» **Texte**
________________

De plus, comme le prévoit l'article 5 de la proposition de loi, et ainsi que je m'y étais engagé, nous avons créé un groupe de travail sur la couverture mobile : il réunira État, collectivités locales, opérateurs, associations de consommateurs et parlementaires. Il a pour objectif de préparer un nouveau programme « zones blanches » et de clarifier les critères appliqués pour évaluer la couverture du territoire. Nous devons sortir du débat récurrent sur les méthodes d'évaluation de ces zones. Les travaux techniques ont déjà démarré et la réunion de lancement officiel aura lieu le 8 février.

A cet égard, l'article 6 de cette proposition de loi est problématique : il crée en effet de nouvelles obligations de couverture du territoire pour les opérateurs titulaires des licences. Je souhaite vous alerter sur ce point : modifier les obligations des licences engage la responsabilité de l'État, qui a vendu des licences assorties d'obligations précises en matière de couverture du territoire, et change leur valeur. Les prix auxquels elles ont été vendues seront donc contestés par les opérateurs. Si l'État doit rembourser une partie des licences de la téléphonie mobile, où trouver les crédits correspondants ?

S'agissant des réseaux fixes, le Gouvernement a mis en place un programme national très haut débit (PNTHD) très ambitieux qui repose sur quatre piliers. Le premier a trait aux investissements privés et à la mutualisation. Le Gouvernement a défini le cadre règlementaire de la mutualisation des réseaux, avec la loi de modernisation de l'économie du 4 août 2008 et ses décrets d'application du 15 janvier 2009, mais aussi les arrêtés du 15 janvier 2010 et du 10 janvier 2011 homologuant les décisions de l'ARCEP. Grâce à ce cadre, les opérateurs se sont engagés à couvrir 57 % de la population en fibre optique dans les dix prochaines années.

Je connais vos interrogations sur ce point. Le Gouvernement veillera tous les ans à ce que ces engagements soient respectés. Ainsi, nous allons interroger à la fin du mois, avec René Ricol, le commissaire général à l'investissement, l'ensemble des opérateurs sur l'avancement de leurs déploiements. Le Gouvernement veillera au respect des engagements de déploiement dès la première année. Si leur engagement d'investissement n'était pas respecté, la zone d'investissement privé serait réduite pour laisser place aux projets des collectivités territoriales. Cette menace n'est pas prise à la légère : être propriétaire d'un réseau constitue le coeur du modèle économique des opérateurs.

Le deuxième pilier traite des initiatives publiques qui seront soutenues partout où l'initiative privée sera absente. Nous avons ouvert le 27 juillet 2011 un guichet de 900 millions d'euros pour aider les projets des collectivités territoriales. Le PNTHD a été validé par l'ARCEP le 18 février 2010, par l'Autorité de la concurrence le 17 mars 2010 et par la Commission européenne le 19 octobre 2011. Il s'agit du premier programme public de soutien au très haut débit en Europe. Il constitue désormais une référence pour les autres États membres. La Commission européenne a apporté son soutien à la démarche française reposant sur la complémentarité entre investissements privés et publics.

________________

» **Extrait de données**

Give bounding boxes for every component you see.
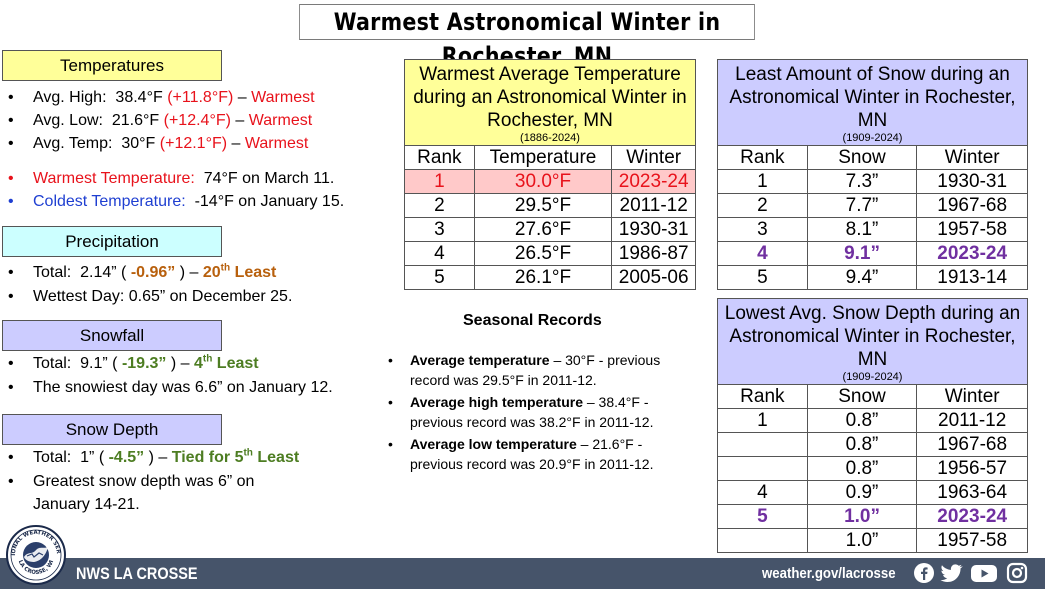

________________

» **Consigne**
D'après le texte sur la couverture numérique du territoire, pourquoi la menace de réduire la zone d'investissement privé n'est-elle pas prise à la légère ? Répondez en une à trois phrases.

» **Corrigé**
Cette menace n'est pas prise à la légère parce qu'être propriétaire d'un réseau constitue le cœur du modèle économique des opérateurs. Si leur engagement d'investissement n'était pas respecté, la zone d'investissement privé serait réduite au profit des projets des collectivités territoriales.